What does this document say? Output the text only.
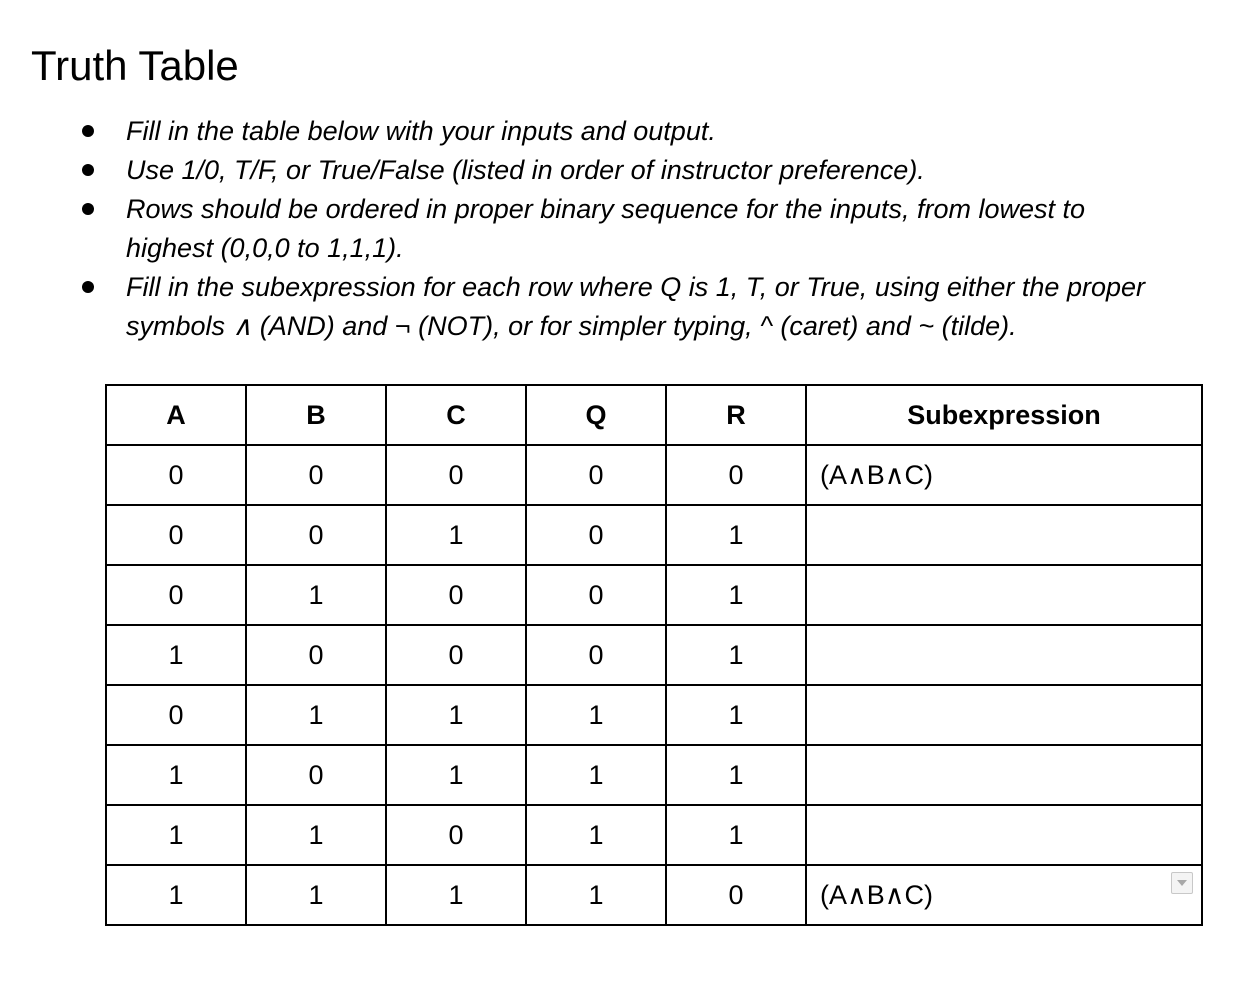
Truth Table
Fill in the table below with your inputs and output.
Use 1/0, T/F, or True/False (listed in order of instructor preference).
Rows should be ordered in proper binary sequence for the inputs, from lowest to
highest (0,0,0 to 1,1,1).
Fill in the subexpression for each row where Q is 1, T, or True, using either the proper
symbols ∧ (AND) and ¬ (NOT), or for simpler typing, ^ (caret) and ~ (tilde).
A	B	C	Q	R	Subexpression
0	0	0	0	0	(A∧B∧C)
0	0	1	0	1	
0	1	0	0	1	
1	0	0	0	1	
0	1	1	1	1	
1	0	1	1	1	
1	1	0	1	1	
1	1	1	1	0	(A∧B∧C)
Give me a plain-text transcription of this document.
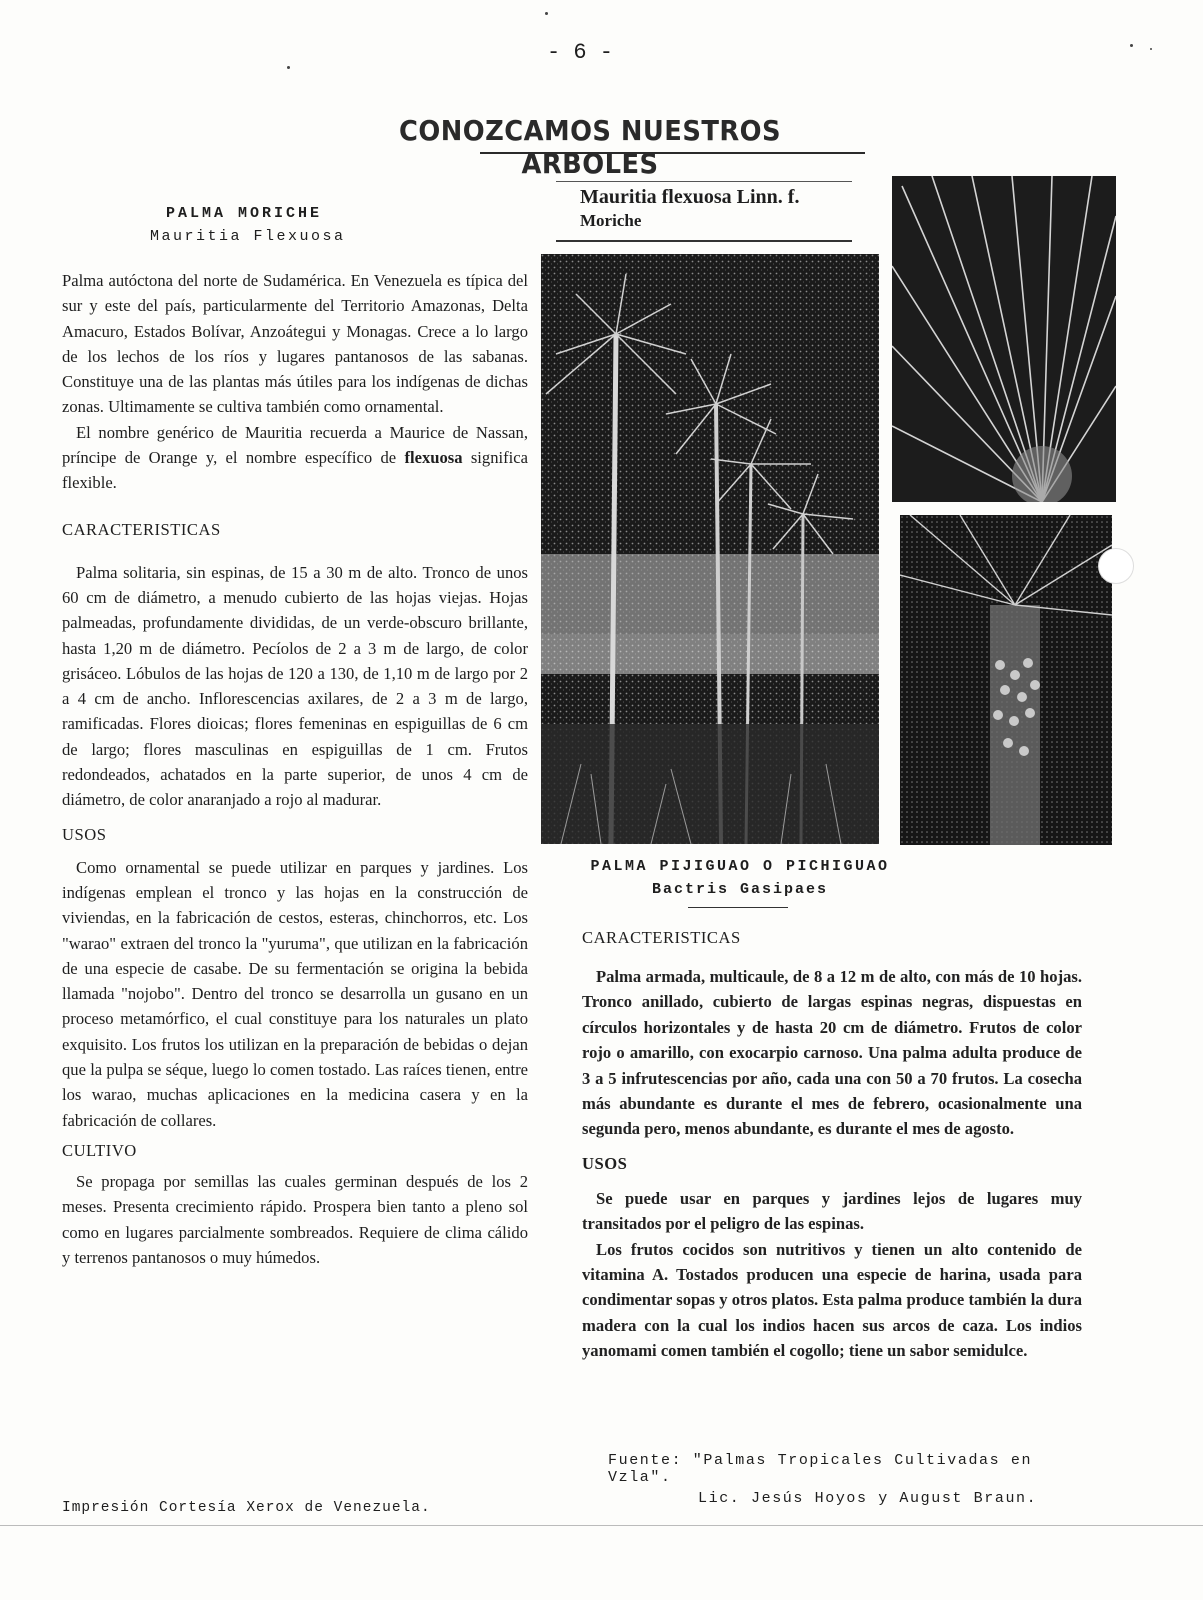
- 6 -
CONOZCAMOS NUESTROS ARBOLES
PALMA MORICHE
Mauritia Flexuosa

Palma autóctona del norte de Sudamérica. En Venezuela es típica del sur y este del país, particularmente del Territorio Amazonas, Delta Amacuro, Estados Bolívar, Anzoátegui y Monagas. Crece a lo largo de los lechos de los ríos y lugares pantanosos de las sabanas. Constituye una de las plantas más útiles para los indígenas de dichas zonas. Ultimamente se cultiva también como ornamental.

El nombre genérico de Mauritia recuerda a Maurice de Nassan, príncipe de Orange y, el nombre específico de flexuosa significa flexible.

CARACTERISTICAS

Palma solitaria, sin espinas, de 15 a 30 m de alto. Tronco de unos 60 cm de diámetro, a menudo cubierto de las hojas viejas. Hojas palmeadas, profundamente divididas, de un verde-obscuro brillante, hasta 1,20 m de diámetro. Pecíolos de 2 a 3 m de largo, de color grisáceo. Lóbulos de las hojas de 120 a 130, de 1,10 m de largo por 2 a 4 cm de ancho. Inflorescencias axilares, de 2 a 3 m de largo, ramificadas. Flores dioicas; flores femeninas en espiguillas de 6 cm de largo; flores masculinas en espiguillas de 1 cm. Frutos redondeados, achatados en la parte superior, de unos 4 cm de diámetro, de color anaranjado a rojo al madurar.

USOS

Como ornamental se puede utilizar en parques y jardines. Los indígenas emplean el tronco y las hojas en la construcción de viviendas, en la fabricación de cestos, esteras, chinchorros, etc. Los "warao" extraen del tronco la "yuruma", que utilizan en la fabricación de una especie de casabe. De su fermentación se origina la bebida llamada "nojobo". Dentro del tronco se desarrolla un gusano en un proceso metamórfico, el cual constituye para los naturales un plato exquisito. Los frutos los utilizan en la preparación de bebidas o dejan que la pulpa se séque, luego lo comen tostado. Las raíces tienen, entre los warao, muchas aplicaciones en la medicina casera y en la fabricación de collares.

CULTIVO

Se propaga por semillas las cuales germinan después de los 2 meses. Presenta crecimiento rápido. Prospera bien tanto a pleno sol como en lugares parcialmente sombreados. Requiere de clima cálido y terrenos pantanosos o muy húmedos.

Mauritia flexuosa Linn. f.
Moriche
PALMA PIJIGUAO O PICHIGUAO
Bactris Gasipaes
CARACTERISTICAS

Palma armada, multicaule, de 8 a 12 m de alto, con más de 10 hojas. Tronco anillado, cubierto de largas espinas negras, dispuestas en círculos horizontales y de hasta 20 cm de diámetro. Frutos de color rojo o amarillo, con exocarpio carnoso. Una palma adulta produce de 3 a 5 infrutescencias por año, cada una con 50 a 70 frutos. La cosecha más abundante es durante el mes de febrero, ocasionalmente una segunda pero, menos abundante, es durante el mes de agosto.

USOS

Se puede usar en parques y jardines lejos de lugares muy transitados por el peligro de las espinas.

Los frutos cocidos son nutritivos y tienen un alto contenido de vitamina A. Tostados producen una especie de harina, usada para condimentar sopas y otros platos. Esta palma produce también la dura madera con la cual los indios hacen sus arcos de caza. Los indios yanomami comen también el cogollo; tiene un sabor semidulce.

Fuente: "Palmas Tropicales Cultivadas en Vzla".
Lic. Jesús Hoyos y August Braun.
Impresión Cortesía Xerox de Venezuela.
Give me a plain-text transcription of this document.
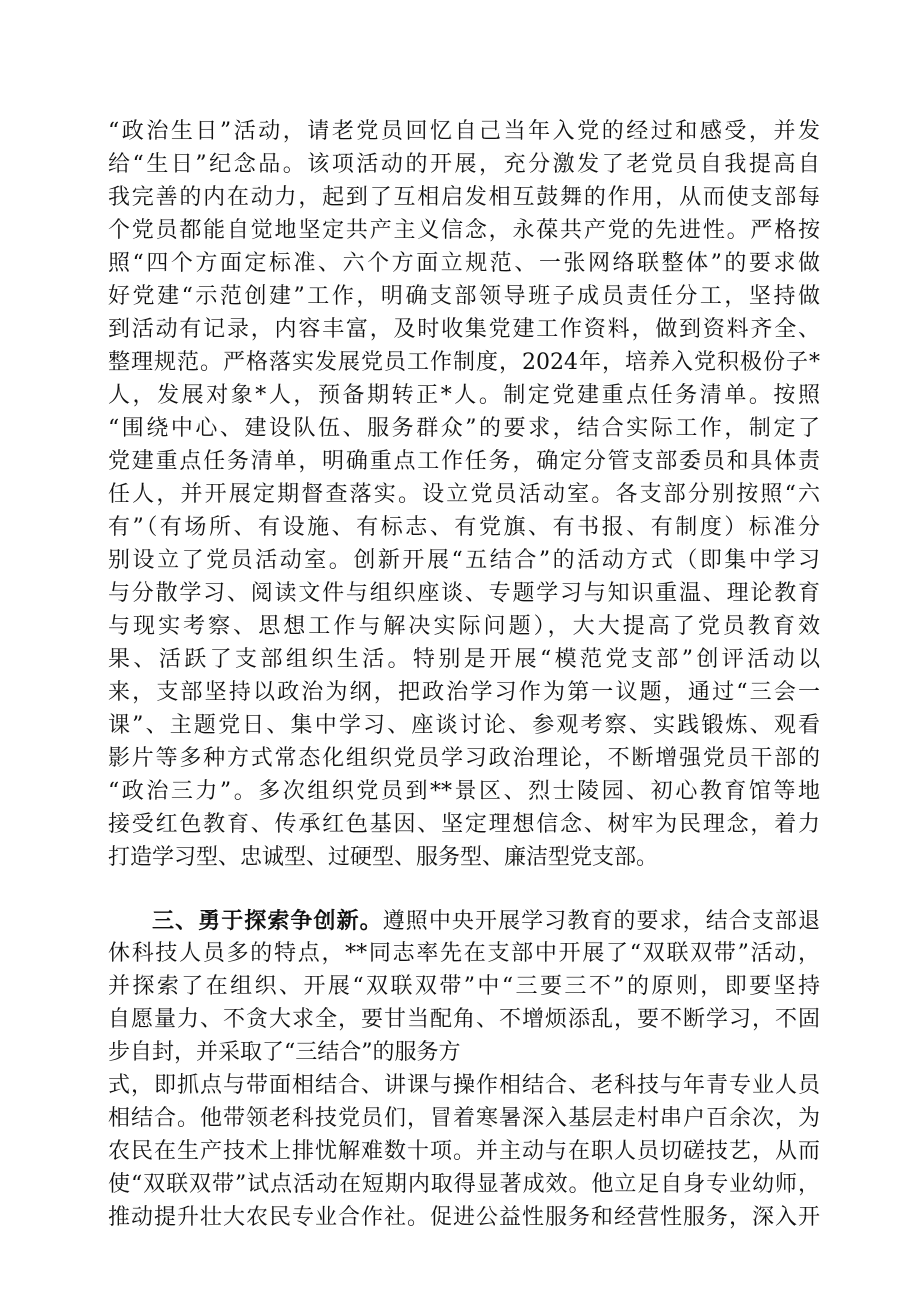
“政治生日”活动，请老党员回忆自己当年入党的经过和感受，并发
给“生日”纪念品。该项活动的开展，充分激发了老党员自我提高自
我完善的内在动力，起到了互相启发相互鼓舞的作用，从而使支部每
个党员都能自觉地坚定共产主义信念，永葆共产党的先进性。严格按
照“四个方面定标准、六个方面立规范、一张网络联整体”的要求做
好党建“示范创建”工作，明确支部领导班子成员责任分工，坚持做
到活动有记录，内容丰富，及时收集党建工作资料，做到资料齐全、
整理规范。严格落实发展党员工作制度，2024年，培养入党积极份子*
人，发展对象*人，预备期转正*人。制定党建重点任务清单。按照
“围绕中心、建设队伍、服务群众”的要求，结合实际工作，制定了
党建重点任务清单，明确重点工作任务，确定分管支部委员和具体责
任人，并开展定期督查落实。设立党员活动室。各支部分别按照“六
有”（有场所、有设施、有标志、有党旗、有书报、有制度）标准分
别设立了党员活动室。创新开展“五结合”的活动方式（即集中学习
与分散学习、阅读文件与组织座谈、专题学习与知识重温、理论教育
与现实考察、思想工作与解决实际问题），大大提高了党员教育效
果、活跃了支部组织生活。特别是开展“模范党支部”创评活动以
来，支部坚持以政治为纲，把政治学习作为第一议题，通过“三会一
课”、主题党日、集中学习、座谈讨论、参观考察、实践锻炼、观看
影片等多种方式常态化组织党员学习政治理论，不断增强党员干部的
“政治三力”。多次组织党员到**景区、烈士陵园、初心教育馆等地
接受红色教育、传承红色基因、坚定理想信念、树牢为民理念，着力
打造学习型、忠诚型、过硬型、服务型、廉洁型党支部。
三、勇于探索争创新。遵照中央开展学习教育的要求，结合支部退
休科技人员多的特点，**同志率先在支部中开展了“双联双带”活动，
并探索了在组织、开展“双联双带”中“三要三不”的原则，即要坚持
自愿量力、不贪大求全，要甘当配角、不增烦添乱，要不断学习，不固
步自封，并采取了“三结合”的服务方
式，即抓点与带面相结合、讲课与操作相结合、老科技与年青专业人员
相结合。他带领老科技党员们，冒着寒暑深入基层走村串户百余次，为
农民在生产技术上排忧解难数十项。并主动与在职人员切磋技艺，从而
使“双联双带”试点活动在短期内取得显著成效。他立足自身专业幼师，
推动提升壮大农民专业合作社。促进公益性服务和经营性服务，深入开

Given exercise — Can you retype every record above exactly, leaving out the pictures?

Written response —
What does this document say? Output the text only.
Truth Table
Fill in the table below with your inputs and output.
Use 1/0, T/F, or True/False (listed in order of instructor preference).
Rows should be ordered in proper binary sequence for the inputs, from lowest to
highest (0,0,0 to 1,1,1).
Fill in the subexpression for each row where Q is 1, T, or True, using either the proper
symbols ∧ (AND) and ¬ (NOT), or for simpler typing, ^ (caret) and ~ (tilde).
A	B	C	Q	R	Subexpression
0	0	0	0	0	(A∧B∧C)
0	0	1	0	1	
0	1	0	0	1	
1	0	0	0	1	
0	1	1	1	1	
1	0	1	1	1	
1	1	0	1	1	
1	1	1	1	0	(A∧B∧C)
Give me a plain-text transcription of this document.
- 6 -
CONOZCAMOS NUESTROS ARBOLES
PALMA MORICHE
Mauritia Flexuosa

Palma autóctona del norte de Sudamérica. En Venezuela es típica del sur y este del país, particularmente del Territorio Amazonas, Delta Amacuro, Estados Bolívar, Anzoátegui y Monagas. Crece a lo largo de los lechos de los ríos y lugares pantanosos de las sabanas. Constituye una de las plantas más útiles para los indígenas de dichas zonas. Ultimamente se cultiva también como ornamental.

El nombre genérico de Mauritia recuerda a Maurice de Nassan, príncipe de Orange y, el nombre específico de flexuosa significa flexible.

CARACTERISTICAS

Palma solitaria, sin espinas, de 15 a 30 m de alto. Tronco de unos 60 cm de diámetro, a menudo cubierto de las hojas viejas. Hojas palmeadas, profundamente divididas, de un verde-obscuro brillante, hasta 1,20 m de diámetro. Pecíolos de 2 a 3 m de largo, de color grisáceo. Lóbulos de las hojas de 120 a 130, de 1,10 m de largo por 2 a 4 cm de ancho. Inflorescencias axilares, de 2 a 3 m de largo, ramificadas. Flores dioicas; flores femeninas en espiguillas de 6 cm de largo; flores masculinas en espiguillas de 1 cm. Frutos redondeados, achatados en la parte superior, de unos 4 cm de diámetro, de color anaranjado a rojo al madurar.

USOS

Como ornamental se puede utilizar en parques y jardines. Los indígenas emplean el tronco y las hojas en la construcción de viviendas, en la fabricación de cestos, esteras, chinchorros, etc. Los "warao" extraen del tronco la "yuruma", que utilizan en la fabricación de una especie de casabe. De su fermentación se origina la bebida llamada "nojobo". Dentro del tronco se desarrolla un gusano en un proceso metamórfico, el cual constituye para los naturales un plato exquisito. Los frutos los utilizan en la preparación de bebidas o dejan que la pulpa se séque, luego lo comen tostado. Las raíces tienen, entre los warao, muchas aplicaciones en la medicina casera y en la fabricación de collares.

CULTIVO

Se propaga por semillas las cuales germinan después de los 2 meses. Presenta crecimiento rápido. Prospera bien tanto a pleno sol como en lugares parcialmente sombreados. Requiere de clima cálido y terrenos pantanosos o muy húmedos.

Mauritia flexuosa Linn. f.
Moriche
PALMA PIJIGUAO O PICHIGUAO
Bactris Gasipaes
CARACTERISTICAS

Palma armada, multicaule, de 8 a 12 m de alto, con más de 10 hojas. Tronco anillado, cubierto de largas espinas negras, dispuestas en círculos horizontales y de hasta 20 cm de diámetro. Frutos de color rojo o amarillo, con exocarpio carnoso. Una palma adulta produce de 3 a 5 infrutescencias por año, cada una con 50 a 70 frutos. La cosecha más abundante es durante el mes de febrero, ocasionalmente una segunda pero, menos abundante, es durante el mes de agosto.

USOS

Se puede usar en parques y jardines lejos de lugares muy transitados por el peligro de las espinas.

Los frutos cocidos son nutritivos y tienen un alto contenido de vitamina A. Tostados producen una especie de harina, usada para condimentar sopas y otros platos. Esta palma produce también la dura madera con la cual los indios hacen sus arcos de caza. Los indios yanomami comen también el cogollo; tiene un sabor semidulce.

Fuente: "Palmas Tropicales Cultivadas en Vzla".
Lic. Jesús Hoyos y August Braun.
Impresión Cortesía Xerox de Venezuela.
Give me a plain-text transcription of this document.
“政治生日”活动，请老党员回忆自己当年入党的经过和感受，并发
给“生日”纪念品。该项活动的开展，充分激发了老党员自我提高自
我完善的内在动力，起到了互相启发相互鼓舞的作用，从而使支部每
个党员都能自觉地坚定共产主义信念，永葆共产党的先进性。严格按
照“四个方面定标准、六个方面立规范、一张网络联整体”的要求做
好党建“示范创建”工作，明确支部领导班子成员责任分工，坚持做
到活动有记录，内容丰富，及时收集党建工作资料，做到资料齐全、
整理规范。严格落实发展党员工作制度，2024年，培养入党积极份子*
人，发展对象*人，预备期转正*人。制定党建重点任务清单。按照
“围绕中心、建设队伍、服务群众”的要求，结合实际工作，制定了
党建重点任务清单，明确重点工作任务，确定分管支部委员和具体责
任人，并开展定期督查落实。设立党员活动室。各支部分别按照“六
有”（有场所、有设施、有标志、有党旗、有书报、有制度）标准分
别设立了党员活动室。创新开展“五结合”的活动方式（即集中学习
与分散学习、阅读文件与组织座谈、专题学习与知识重温、理论教育
与现实考察、思想工作与解决实际问题），大大提高了党员教育效
果、活跃了支部组织生活。特别是开展“模范党支部”创评活动以
来，支部坚持以政治为纲，把政治学习作为第一议题，通过“三会一
课”、主题党日、集中学习、座谈讨论、参观考察、实践锻炼、观看
影片等多种方式常态化组织党员学习政治理论，不断增强党员干部的
“政治三力”。多次组织党员到**景区、烈士陵园、初心教育馆等地
接受红色教育、传承红色基因、坚定理想信念、树牢为民理念，着力
打造学习型、忠诚型、过硬型、服务型、廉洁型党支部。
三、勇于探索争创新。遵照中央开展学习教育的要求，结合支部退
休科技人员多的特点，**同志率先在支部中开展了“双联双带”活动，
并探索了在组织、开展“双联双带”中“三要三不”的原则，即要坚持
自愿量力、不贪大求全，要甘当配角、不增烦添乱，要不断学习，不固
步自封，并采取了“三结合”的服务方
式，即抓点与带面相结合、讲课与操作相结合、老科技与年青专业人员
相结合。他带领老科技党员们，冒着寒暑深入基层走村串户百余次，为
农民在生产技术上排忧解难数十项。并主动与在职人员切磋技艺，从而
使“双联双带”试点活动在短期内取得显著成效。他立足自身专业幼师，
推动提升壮大农民专业合作社。促进公益性服务和经营性服务，深入开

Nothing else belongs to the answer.